### Exercise aim:
Return, verbatim, the lines of the material below, starting with the line that contains "cell-annotation: 0: [154, 189, 160, 200]" and continuing through the line that contains "cell-annotation: 10: [284, 417, 297, 428]", with both of those lines included.

□ □ □ □ □ □ □

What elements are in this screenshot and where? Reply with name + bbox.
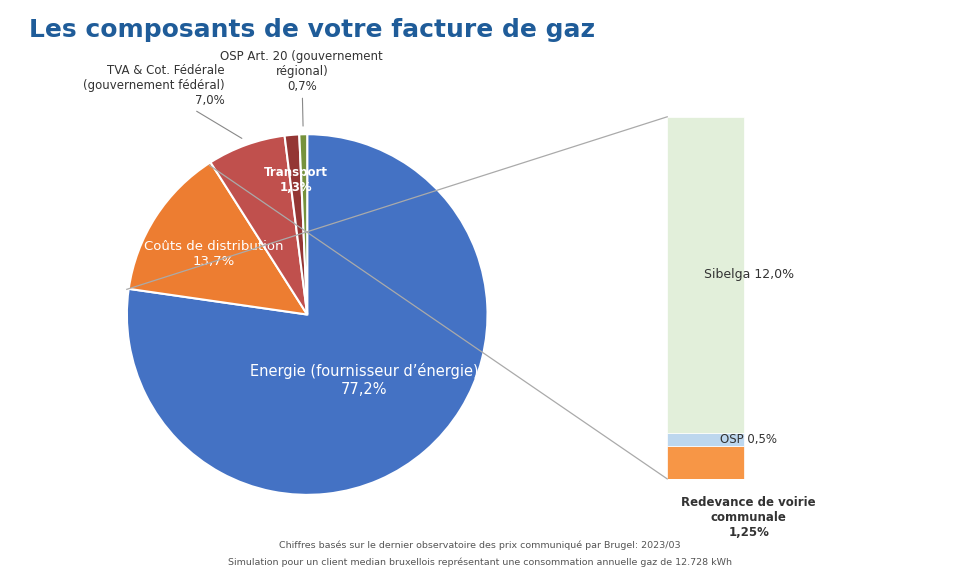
Wedge shape: [127, 134, 488, 495]
Text: TVA & Cot. Fédérale
(gouvernement fédéral)
7,0%: TVA & Cot. Fédérale (gouvernement fédéra…: [83, 64, 242, 138]
Bar: [667, 446, 744, 479]
Text: Chiffres basés sur le dernier observatoire des prix communiqué par Brugel: 2023/: Chiffres basés sur le dernier observatoi…: [279, 540, 681, 550]
Wedge shape: [210, 135, 307, 315]
Text: Les composants de votre facture de gaz: Les composants de votre facture de gaz: [29, 18, 595, 41]
Wedge shape: [129, 162, 307, 315]
Text: OSP 0,5%: OSP 0,5%: [720, 433, 778, 446]
Text: Simulation pour un client median bruxellois représentant une consommation annuel: Simulation pour un client median bruxell…: [228, 558, 732, 567]
Wedge shape: [284, 134, 307, 315]
Text: Transport
1,3%: Transport 1,3%: [264, 166, 327, 194]
Bar: [667, 433, 744, 446]
Text: Sibelga 12,0%: Sibelga 12,0%: [704, 268, 794, 281]
Text: Coûts de distribution
13,7%: Coûts de distribution 13,7%: [144, 240, 283, 268]
Text: OSP Art. 20 (gouvernement
régional)
0,7%: OSP Art. 20 (gouvernement régional) 0,7%: [221, 50, 383, 126]
Bar: [667, 117, 744, 433]
Text: Energie (fournisseur d’énergie)
77,2%: Energie (fournisseur d’énergie) 77,2%: [250, 363, 478, 397]
Wedge shape: [300, 134, 307, 315]
Text: Redevance de voirie
communale
1,25%: Redevance de voirie communale 1,25%: [682, 496, 816, 540]
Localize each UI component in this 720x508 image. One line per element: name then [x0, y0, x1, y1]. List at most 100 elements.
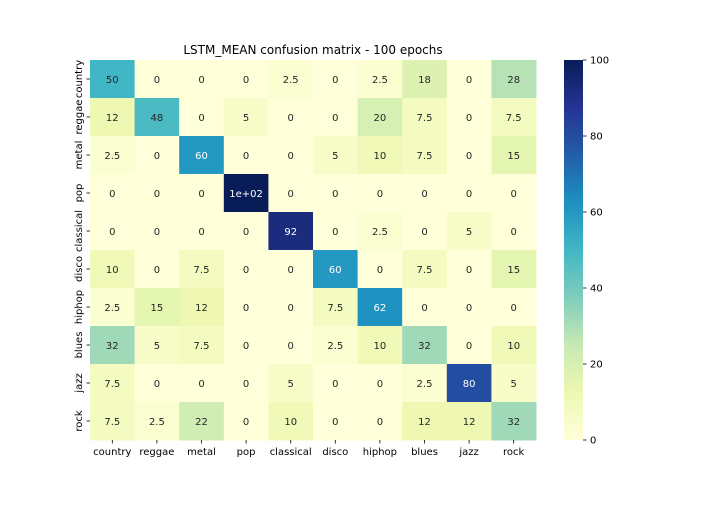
cell-annotation: 0: [154, 189, 160, 200]
cell-annotation: 62: [374, 303, 387, 314]
heatmap-cell: [402, 136, 448, 175]
cell-annotation: 0: [243, 75, 249, 86]
x-tick-label: reggae: [139, 447, 174, 458]
cell-annotation: 0: [288, 265, 294, 276]
cell-annotation: 28: [507, 75, 520, 86]
y-tick-label: hiphop: [74, 290, 85, 324]
heatmap-cell: [446, 136, 492, 175]
cell-annotation: 32: [106, 341, 119, 352]
heatmap-cell: [446, 288, 492, 327]
cell-annotation: 1e+02: [229, 189, 263, 200]
x-tick-label: rock: [503, 447, 525, 458]
heatmap-cell: [402, 288, 448, 327]
y-tick-label: rock: [74, 410, 85, 432]
cell-annotation: 0: [288, 341, 294, 352]
heatmap-cell: [313, 326, 359, 365]
cell-annotation: 10: [507, 341, 520, 352]
heatmap-cell: [313, 60, 359, 99]
cell-annotation: 5: [466, 227, 472, 238]
cell-annotation: 10: [374, 341, 387, 352]
heatmap-cell: [223, 136, 269, 175]
y-tick-label: reggae: [74, 99, 85, 134]
cell-annotation: 0: [466, 265, 472, 276]
cell-annotation: 10: [284, 417, 297, 428]
x-tick-label: classical: [270, 447, 312, 458]
heatmap-cell: [268, 364, 314, 403]
y-tick-label: disco: [74, 256, 85, 282]
cell-annotation: 10: [106, 265, 119, 276]
x-tick-label: hiphop: [363, 447, 397, 458]
heatmap-cell: [268, 136, 314, 175]
heatmap-cell: [313, 288, 359, 327]
cell-annotation: 0: [421, 189, 427, 200]
cell-annotation: 0: [243, 265, 249, 276]
cell-annotation: 0: [288, 303, 294, 314]
heatmap-cell: [268, 250, 314, 289]
heatmap-cell: [179, 364, 225, 403]
cell-annotation: 0: [466, 75, 472, 86]
cell-annotation: 0: [243, 417, 249, 428]
cell-annotation: 7.5: [104, 379, 120, 390]
heatmap-cell: [313, 250, 359, 289]
colorbar: [564, 60, 583, 440]
cell-annotation: 10: [374, 151, 387, 162]
heatmap-cell: [491, 98, 537, 137]
cell-annotation: 12: [106, 113, 119, 124]
cell-annotation: 0: [154, 75, 160, 86]
heatmap-cell: [446, 98, 492, 137]
cell-annotation: 48: [151, 113, 164, 124]
cell-annotation: 7.5: [417, 151, 433, 162]
cell-annotation: 0: [198, 75, 204, 86]
heatmap-cell: [357, 136, 403, 175]
cell-annotation: 7.5: [327, 303, 343, 314]
cell-annotation: 0: [511, 303, 517, 314]
heatmap-cell: [90, 174, 136, 213]
cell-annotation: 0: [154, 227, 160, 238]
cell-annotation: 5: [243, 113, 249, 124]
cell-annotation: 0: [288, 113, 294, 124]
heatmap-cell: [313, 402, 359, 441]
cell-annotation: 22: [195, 417, 208, 428]
cell-annotation: 0: [288, 151, 294, 162]
cell-annotation: 0: [377, 265, 383, 276]
cell-annotation: 0: [377, 189, 383, 200]
cell-annotation: 7.5: [417, 265, 433, 276]
x-tick-label: disco: [322, 447, 348, 458]
heatmap-cell: [179, 402, 225, 441]
cell-annotation: 0: [466, 189, 472, 200]
cell-annotation: 0: [332, 75, 338, 86]
cell-annotation: 32: [507, 417, 520, 428]
heatmap-cell: [90, 136, 136, 175]
heatmap-cell: [268, 60, 314, 99]
cell-annotation: 2.5: [327, 341, 343, 352]
heatmap-cell: [179, 174, 225, 213]
cell-annotation: 2.5: [149, 417, 165, 428]
cell-annotation: 7.5: [417, 113, 433, 124]
heatmap-cell: [223, 326, 269, 365]
y-tick-label: classical: [74, 210, 85, 252]
heatmap-cell: [313, 174, 359, 213]
cell-annotation: 0: [198, 379, 204, 390]
cell-annotation: 60: [329, 265, 342, 276]
cell-annotation: 0: [243, 151, 249, 162]
heatmap-cell: [402, 60, 448, 99]
heatmap-cell: [179, 250, 225, 289]
heatmap-cell: [134, 364, 180, 403]
colorbar-tick-label: 0: [590, 436, 596, 447]
heatmap-cell: [313, 98, 359, 137]
cell-annotation: 0: [154, 265, 160, 276]
cell-annotation: 0: [332, 189, 338, 200]
heatmap-cell: [491, 402, 537, 441]
heatmap-cell: [446, 212, 492, 251]
cell-annotation: 7.5: [194, 341, 210, 352]
heatmap-cell: [446, 326, 492, 365]
x-tick-label: metal: [187, 447, 216, 458]
cell-annotation: 5: [332, 151, 338, 162]
colorbar-tick-label: 40: [590, 284, 603, 295]
heatmap-cell: [402, 402, 448, 441]
cell-annotation: 0: [466, 113, 472, 124]
heatmap-cell: [357, 174, 403, 213]
colorbar-tick-label: 100: [590, 56, 609, 67]
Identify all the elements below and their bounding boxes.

□ □ □ □ □ □ □

### Complete answer:
cell-annotation: 0: [154, 189, 160, 200]
cell-annotation: 62: [374, 303, 387, 314]
heatmap-cell: [402, 136, 448, 175]
cell-annotation: 0: [243, 75, 249, 86]
x-tick-label: reggae: [139, 447, 174, 458]
cell-annotation: 0: [288, 265, 294, 276]
cell-annotation: 28: [507, 75, 520, 86]
y-tick-label: hiphop: [74, 290, 85, 324]
heatmap-cell: [446, 136, 492, 175]
cell-annotation: 32: [106, 341, 119, 352]
heatmap-cell: [446, 288, 492, 327]
cell-annotation: 1e+02: [229, 189, 263, 200]
x-tick-label: rock: [503, 447, 525, 458]
heatmap-cell: [402, 288, 448, 327]
y-tick-label: rock: [74, 410, 85, 432]
cell-annotation: 0: [288, 341, 294, 352]
heatmap-cell: [313, 326, 359, 365]
cell-annotation: 10: [507, 341, 520, 352]
heatmap-cell: [313, 60, 359, 99]
cell-annotation: 5: [466, 227, 472, 238]
cell-annotation: 10: [374, 341, 387, 352]
heatmap-cell: [223, 136, 269, 175]
y-tick-label: reggae: [74, 99, 85, 134]
cell-annotation: 0: [466, 265, 472, 276]
cell-annotation: 10: [284, 417, 297, 428]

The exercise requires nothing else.